Extracted records

»»

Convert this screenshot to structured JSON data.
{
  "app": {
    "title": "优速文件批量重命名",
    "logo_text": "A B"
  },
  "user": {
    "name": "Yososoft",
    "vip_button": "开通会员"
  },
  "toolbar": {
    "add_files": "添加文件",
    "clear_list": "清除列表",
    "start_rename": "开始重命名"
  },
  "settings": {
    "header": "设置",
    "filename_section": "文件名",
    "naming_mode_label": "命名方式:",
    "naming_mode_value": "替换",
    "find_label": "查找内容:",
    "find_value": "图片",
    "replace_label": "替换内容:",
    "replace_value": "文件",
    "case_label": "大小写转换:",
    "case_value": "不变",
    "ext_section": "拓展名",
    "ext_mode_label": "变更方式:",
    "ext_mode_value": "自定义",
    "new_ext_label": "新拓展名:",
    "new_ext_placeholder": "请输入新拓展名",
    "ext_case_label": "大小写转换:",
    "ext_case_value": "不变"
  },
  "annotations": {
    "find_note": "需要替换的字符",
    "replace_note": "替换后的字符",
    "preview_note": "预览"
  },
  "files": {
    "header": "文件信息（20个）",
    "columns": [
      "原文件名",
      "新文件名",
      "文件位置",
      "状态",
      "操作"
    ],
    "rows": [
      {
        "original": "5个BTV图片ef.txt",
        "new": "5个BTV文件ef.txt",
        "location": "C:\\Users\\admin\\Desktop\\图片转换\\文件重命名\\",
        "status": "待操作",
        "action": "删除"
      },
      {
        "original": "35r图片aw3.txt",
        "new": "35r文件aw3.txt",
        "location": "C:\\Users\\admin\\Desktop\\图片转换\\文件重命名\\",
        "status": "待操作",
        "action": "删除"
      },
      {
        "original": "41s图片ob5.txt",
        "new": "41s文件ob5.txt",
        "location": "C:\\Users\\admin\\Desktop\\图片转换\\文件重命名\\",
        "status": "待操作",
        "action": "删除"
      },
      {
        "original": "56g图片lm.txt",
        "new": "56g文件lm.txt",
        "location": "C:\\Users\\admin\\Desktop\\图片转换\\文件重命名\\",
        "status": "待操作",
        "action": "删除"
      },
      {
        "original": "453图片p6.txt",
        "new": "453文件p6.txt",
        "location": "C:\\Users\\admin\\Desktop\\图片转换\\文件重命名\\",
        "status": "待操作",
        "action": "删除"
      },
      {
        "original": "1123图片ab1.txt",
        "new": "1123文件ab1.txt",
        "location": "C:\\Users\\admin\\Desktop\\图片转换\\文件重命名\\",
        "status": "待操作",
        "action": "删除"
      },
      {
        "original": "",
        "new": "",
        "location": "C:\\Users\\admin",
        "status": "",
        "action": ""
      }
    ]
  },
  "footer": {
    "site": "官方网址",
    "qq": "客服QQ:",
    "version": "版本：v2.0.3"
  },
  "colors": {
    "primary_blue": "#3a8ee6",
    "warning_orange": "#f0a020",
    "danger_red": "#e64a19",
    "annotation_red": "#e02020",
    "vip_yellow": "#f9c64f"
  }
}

««

THE REQUEST - Please output the entries above, every line exactly as it reads.

FULL SOLUTION -
Convert this screenshot to structured JSON data.
{
  "app": {
    "title": "优速文件批量重命名",
    "logo_text": "A B"
  },
  "user": {
    "name": "Yososoft",
    "vip_button": "开通会员"
  },
  "toolbar": {
    "add_files": "添加文件",
    "clear_list": "清除列表",
    "start_rename": "开始重命名"
  },
  "settings": {
    "header": "设置",
    "filename_section": "文件名",
    "naming_mode_label": "命名方式:",
    "naming_mode_value": "替换",
    "find_label": "查找内容:",
    "find_value": "图片",
    "replace_label": "替换内容:",
    "replace_value": "文件",
    "case_label": "大小写转换:",
    "case_value": "不变",
    "ext_section": "拓展名",
    "ext_mode_label": "变更方式:",
    "ext_mode_value": "自定义",
    "new_ext_label": "新拓展名:",
    "new_ext_placeholder": "请输入新拓展名",
    "ext_case_label": "大小写转换:",
    "ext_case_value": "不变"
  },
  "annotations": {
    "find_note": "需要替换的字符",
    "replace_note": "替换后的字符",
    "preview_note": "预览"
  },
  "files": {
    "header": "文件信息（20个）",
    "columns": [
      "原文件名",
      "新文件名",
      "文件位置",
      "状态",
      "操作"
    ],
    "rows": [
      {
        "original": "5个BTV图片ef.txt",
        "new": "5个BTV文件ef.txt",
        "location": "C:\\Users\\admin\\Desktop\\图片转换\\文件重命名\\",
        "status": "待操作",
        "action": "删除"
      },
      {
        "original": "35r图片aw3.txt",
        "new": "35r文件aw3.txt",
        "location": "C:\\Users\\admin\\Desktop\\图片转换\\文件重命名\\",
        "status": "待操作",
        "action": "删除"
      },
      {
        "original": "41s图片ob5.txt",
        "new": "41s文件ob5.txt",
        "location": "C:\\Users\\admin\\Desktop\\图片转换\\文件重命名\\",
        "status": "待操作",
        "action": "删除"
      },
      {
        "original": "56g图片lm.txt",
        "new": "56g文件lm.txt",
        "location": "C:\\Users\\admin\\Desktop\\图片转换\\文件重命名\\",
        "status": "待操作",
        "action": "删除"
      },
      {
        "original": "453图片p6.txt",
        "new": "453文件p6.txt",
        "location": "C:\\Users\\admin\\Desktop\\图片转换\\文件重命名\\",
        "status": "待操作",
        "action": "删除"
      },
      {
        "original": "1123图片ab1.txt",
        "new": "1123文件ab1.txt",
        "location": "C:\\Users\\admin\\Desktop\\图片转换\\文件重命名\\",
        "status": "待操作",
        "action": "删除"
      },
      {
        "original": "",
        "new": "",
        "location": "C:\\Users\\admin",
        "status": "",
        "action": ""
      }
    ]
  },
  "footer": {
    "site": "官方网址",
    "qq": "客服QQ:",
    "version": "版本：v2.0.3"
  },
  "colors": {
    "primary_blue": "#3a8ee6",
    "warning_orange": "#f0a020",
    "danger_red": "#e64a19",
    "annotation_red": "#e02020",
    "vip_yellow": "#f9c64f"
  }
}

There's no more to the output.